§ **RECORDED INFORMATION**:

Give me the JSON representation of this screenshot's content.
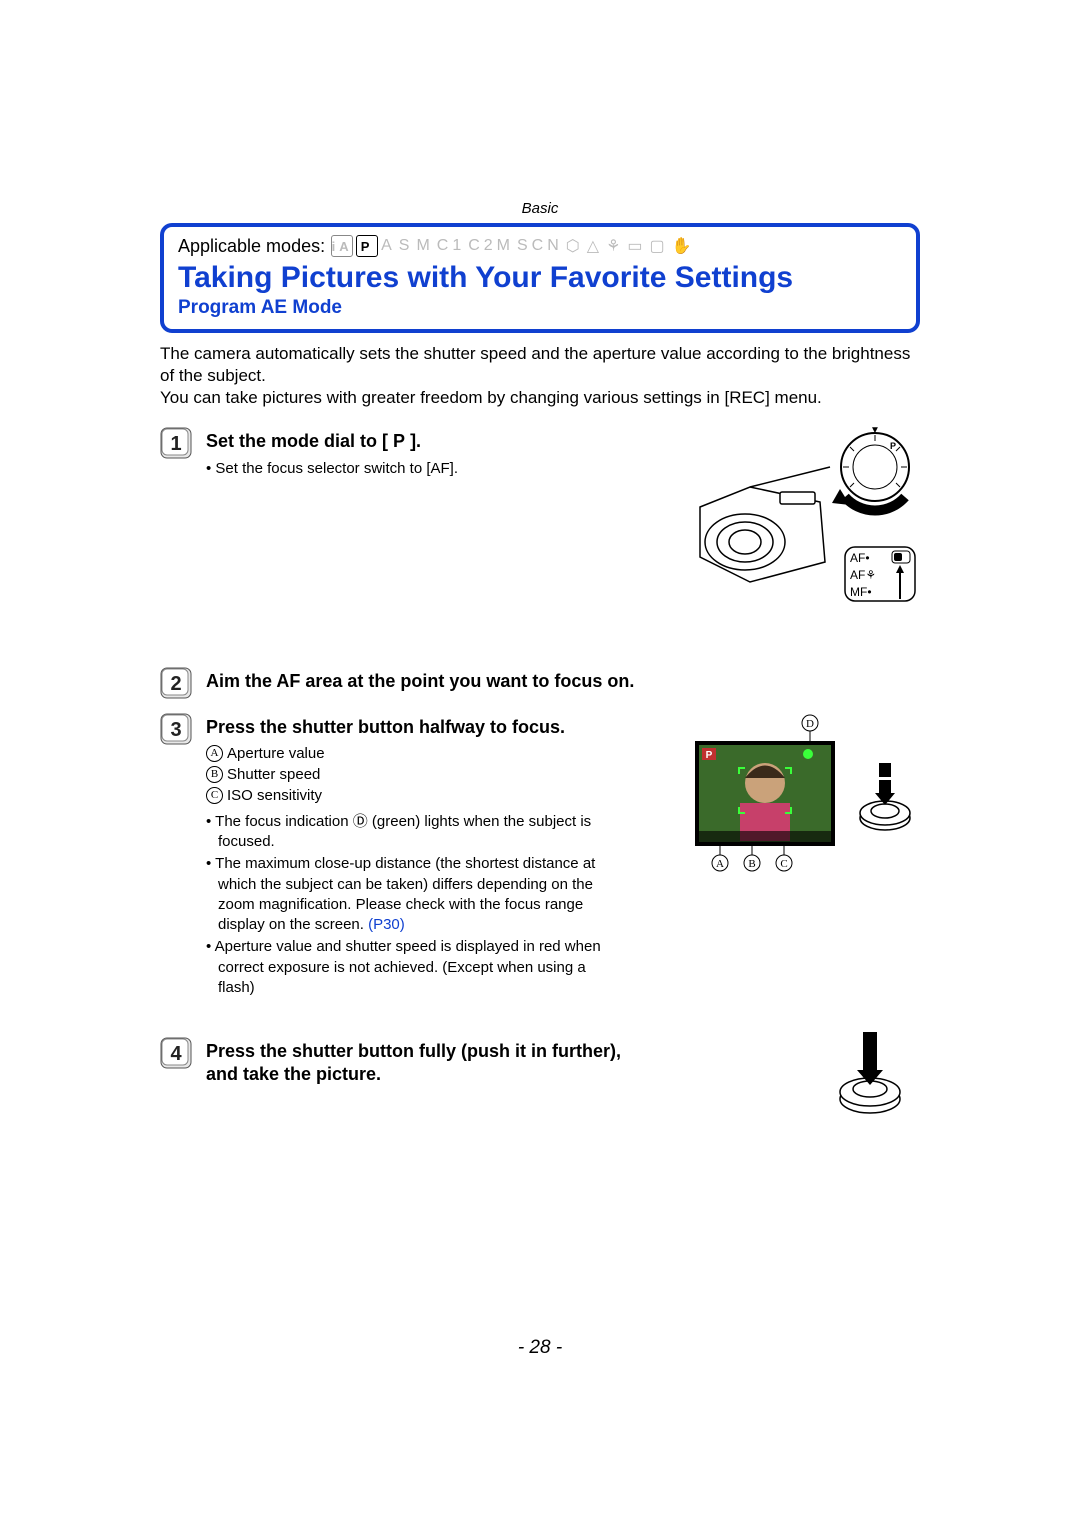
{
  "section_header": "Basic",
  "applicable_label": "Applicable modes:",
  "mode_icons": [
    "iA",
    "P",
    "A",
    "S",
    "M",
    "C1",
    "C2M",
    "SCN",
    "⬡",
    "△",
    "⚘",
    "▭",
    "▢",
    "✋"
  ],
  "title": "Taking Pictures with Your Favorite Settings",
  "subtitle": "Program AE Mode",
  "intro_1": "The camera automatically sets the shutter speed and the aperture value according to the brightness of the subject.",
  "intro_2": "You can take pictures with greater freedom by changing various settings in [REC] menu.",
  "steps": {
    "1": {
      "text_a": "Set the mode dial to [",
      "text_b": "].",
      "p_glyph": "P",
      "bullet": "Set the focus selector switch to [AF]."
    },
    "2": {
      "text": "Aim the AF area at the point you want to focus on."
    },
    "3": {
      "text": "Press the shutter button halfway to focus.",
      "legend": {
        "A": "Aperture value",
        "B": "Shutter speed",
        "C": "ISO sensitivity"
      },
      "bullets": [
        "The focus indication Ⓓ (green) lights when the subject is focused.",
        "The maximum close-up distance (the shortest distance at which the subject can be taken) differs depending on the zoom magnification. Please check with the focus range display on the screen.",
        "Aperture value and shutter speed is displayed in red when correct exposure is not achieved. (Except when using a flash)"
      ],
      "link": "(P30)"
    },
    "4": {
      "text": "Press the shutter button fully (push it in further), and take the picture."
    }
  },
  "fig1": {
    "af_macro": "AF⚘",
    "af": "AF•",
    "mf": "MF•"
  },
  "fig2": {
    "badge_p": "P",
    "status_icon": "⬤",
    "labels": [
      "A",
      "B",
      "C",
      "D"
    ]
  },
  "page_number": "- 28 -"
}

§ **TASK BRIEF**: Skip the pictures and transcribe the rest of the records exactly.

§ **TASK OUTPUT**:
Give me the JSON representation of this screenshot's content.
{
  "section_header": "Basic",
  "applicable_label": "Applicable modes:",
  "mode_icons": [
    "iA",
    "P",
    "A",
    "S",
    "M",
    "C1",
    "C2M",
    "SCN",
    "⬡",
    "△",
    "⚘",
    "▭",
    "▢",
    "✋"
  ],
  "title": "Taking Pictures with Your Favorite Settings",
  "subtitle": "Program AE Mode",
  "intro_1": "The camera automatically sets the shutter speed and the aperture value according to the brightness of the subject.",
  "intro_2": "You can take pictures with greater freedom by changing various settings in [REC] menu.",
  "steps": {
    "1": {
      "text_a": "Set the mode dial to [",
      "text_b": "].",
      "p_glyph": "P",
      "bullet": "Set the focus selector switch to [AF]."
    },
    "2": {
      "text": "Aim the AF area at the point you want to focus on."
    },
    "3": {
      "text": "Press the shutter button halfway to focus.",
      "legend": {
        "A": "Aperture value",
        "B": "Shutter speed",
        "C": "ISO sensitivity"
      },
      "bullets": [
        "The focus indication Ⓓ (green) lights when the subject is focused.",
        "The maximum close-up distance (the shortest distance at which the subject can be taken) differs depending on the zoom magnification. Please check with the focus range display on the screen.",
        "Aperture value and shutter speed is displayed in red when correct exposure is not achieved. (Except when using a flash)"
      ],
      "link": "(P30)"
    },
    "4": {
      "text": "Press the shutter button fully (push it in further), and take the picture."
    }
  },
  "fig1": {
    "af_macro": "AF⚘",
    "af": "AF•",
    "mf": "MF•"
  },
  "fig2": {
    "badge_p": "P",
    "status_icon": "⬤",
    "labels": [
      "A",
      "B",
      "C",
      "D"
    ]
  },
  "page_number": "- 28 -"
}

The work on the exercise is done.